- [RECORDS FOR THIS EXERCISE]:

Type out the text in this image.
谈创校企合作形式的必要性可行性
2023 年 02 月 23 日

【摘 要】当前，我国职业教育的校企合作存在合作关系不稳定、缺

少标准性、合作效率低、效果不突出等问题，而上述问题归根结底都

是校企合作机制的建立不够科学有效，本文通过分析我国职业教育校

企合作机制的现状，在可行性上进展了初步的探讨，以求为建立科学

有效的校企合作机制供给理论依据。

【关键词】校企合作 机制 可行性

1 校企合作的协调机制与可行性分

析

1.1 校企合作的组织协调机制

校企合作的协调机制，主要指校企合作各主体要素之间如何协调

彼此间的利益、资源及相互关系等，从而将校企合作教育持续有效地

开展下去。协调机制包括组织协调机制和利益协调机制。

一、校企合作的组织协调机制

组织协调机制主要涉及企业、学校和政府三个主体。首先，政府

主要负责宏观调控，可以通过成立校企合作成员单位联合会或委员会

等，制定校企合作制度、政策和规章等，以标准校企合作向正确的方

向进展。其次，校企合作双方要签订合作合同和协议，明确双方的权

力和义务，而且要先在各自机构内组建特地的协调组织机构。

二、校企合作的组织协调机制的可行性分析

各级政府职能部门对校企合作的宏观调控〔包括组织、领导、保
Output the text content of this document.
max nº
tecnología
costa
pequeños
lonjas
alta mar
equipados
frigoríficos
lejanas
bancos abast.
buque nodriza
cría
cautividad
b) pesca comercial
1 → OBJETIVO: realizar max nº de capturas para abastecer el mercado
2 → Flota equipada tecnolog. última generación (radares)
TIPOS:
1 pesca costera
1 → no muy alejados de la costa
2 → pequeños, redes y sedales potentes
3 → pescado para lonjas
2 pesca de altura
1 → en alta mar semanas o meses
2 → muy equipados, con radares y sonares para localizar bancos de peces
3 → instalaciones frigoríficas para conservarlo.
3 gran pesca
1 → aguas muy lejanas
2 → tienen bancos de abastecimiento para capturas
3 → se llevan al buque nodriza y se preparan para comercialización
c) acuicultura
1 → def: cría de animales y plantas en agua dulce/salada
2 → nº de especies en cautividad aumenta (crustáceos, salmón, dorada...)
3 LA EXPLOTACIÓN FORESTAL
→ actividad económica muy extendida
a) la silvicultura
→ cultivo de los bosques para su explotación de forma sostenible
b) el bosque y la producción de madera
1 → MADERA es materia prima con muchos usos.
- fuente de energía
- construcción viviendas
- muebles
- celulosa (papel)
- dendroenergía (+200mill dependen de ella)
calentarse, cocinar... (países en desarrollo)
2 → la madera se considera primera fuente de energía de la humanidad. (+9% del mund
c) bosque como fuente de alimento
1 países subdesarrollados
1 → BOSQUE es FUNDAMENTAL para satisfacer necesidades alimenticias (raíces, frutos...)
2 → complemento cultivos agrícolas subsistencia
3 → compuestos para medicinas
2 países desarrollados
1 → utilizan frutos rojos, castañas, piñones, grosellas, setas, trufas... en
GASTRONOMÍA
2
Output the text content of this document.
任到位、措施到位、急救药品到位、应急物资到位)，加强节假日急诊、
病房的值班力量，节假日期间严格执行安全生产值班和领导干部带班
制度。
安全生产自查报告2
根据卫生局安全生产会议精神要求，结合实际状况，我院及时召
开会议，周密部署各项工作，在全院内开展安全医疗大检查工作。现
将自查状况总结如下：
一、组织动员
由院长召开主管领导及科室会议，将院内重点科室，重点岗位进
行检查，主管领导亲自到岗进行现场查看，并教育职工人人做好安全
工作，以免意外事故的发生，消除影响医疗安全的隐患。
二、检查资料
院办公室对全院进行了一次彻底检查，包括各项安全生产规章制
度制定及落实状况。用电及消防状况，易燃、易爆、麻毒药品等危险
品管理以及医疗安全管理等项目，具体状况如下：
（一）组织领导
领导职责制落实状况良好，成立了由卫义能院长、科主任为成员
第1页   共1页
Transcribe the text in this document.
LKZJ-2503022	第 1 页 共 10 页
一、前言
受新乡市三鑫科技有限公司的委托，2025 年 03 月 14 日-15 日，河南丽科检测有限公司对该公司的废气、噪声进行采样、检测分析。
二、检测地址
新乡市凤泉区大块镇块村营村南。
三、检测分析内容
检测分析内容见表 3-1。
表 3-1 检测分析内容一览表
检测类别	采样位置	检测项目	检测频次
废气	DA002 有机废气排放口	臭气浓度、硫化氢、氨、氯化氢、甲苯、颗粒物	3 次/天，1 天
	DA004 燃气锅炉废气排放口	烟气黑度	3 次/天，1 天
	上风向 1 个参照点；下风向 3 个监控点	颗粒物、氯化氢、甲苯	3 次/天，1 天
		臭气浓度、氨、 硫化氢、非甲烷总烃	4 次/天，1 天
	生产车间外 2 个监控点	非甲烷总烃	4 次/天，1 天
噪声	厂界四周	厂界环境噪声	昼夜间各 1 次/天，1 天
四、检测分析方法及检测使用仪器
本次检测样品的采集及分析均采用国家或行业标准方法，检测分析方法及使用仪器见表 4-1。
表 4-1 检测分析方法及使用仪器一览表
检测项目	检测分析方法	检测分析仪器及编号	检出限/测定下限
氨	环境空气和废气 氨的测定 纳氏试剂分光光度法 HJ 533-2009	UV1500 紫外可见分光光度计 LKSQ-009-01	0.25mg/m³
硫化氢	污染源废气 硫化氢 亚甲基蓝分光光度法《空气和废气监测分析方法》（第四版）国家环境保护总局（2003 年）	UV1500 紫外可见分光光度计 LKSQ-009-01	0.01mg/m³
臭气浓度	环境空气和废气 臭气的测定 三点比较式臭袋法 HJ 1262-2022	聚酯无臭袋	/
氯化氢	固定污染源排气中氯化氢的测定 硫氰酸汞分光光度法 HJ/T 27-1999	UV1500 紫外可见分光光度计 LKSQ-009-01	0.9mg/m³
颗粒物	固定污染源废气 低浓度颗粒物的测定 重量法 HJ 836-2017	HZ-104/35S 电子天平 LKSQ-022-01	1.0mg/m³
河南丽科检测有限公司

- [WHAT YOU ARE ASKED TO DO]:
Search the records above for the string "紫外可见分光光度计". Copy every line that contains it.

- [RESULT OF THE TASK]:
氨	环境空气和废气 氨的测定 纳氏试剂分光光度法 HJ 533-2009	UV1500 紫外可见分光光度计 LKSQ-009-01	0.25mg/m³
硫化氢	污染源废气 硫化氢 亚甲基蓝分光光度法《空气和废气监测分析方法》（第四版）国家环境保护总局（2003 年）	UV1500 紫外可见分光光度计 LKSQ-009-01	0.01mg/m³
氯化氢	固定污染源排气中氯化氢的测定 硫氰酸汞分光光度法 HJ/T 27-1999	UV1500 紫外可见分光光度计 LKSQ-009-01	0.9mg/m³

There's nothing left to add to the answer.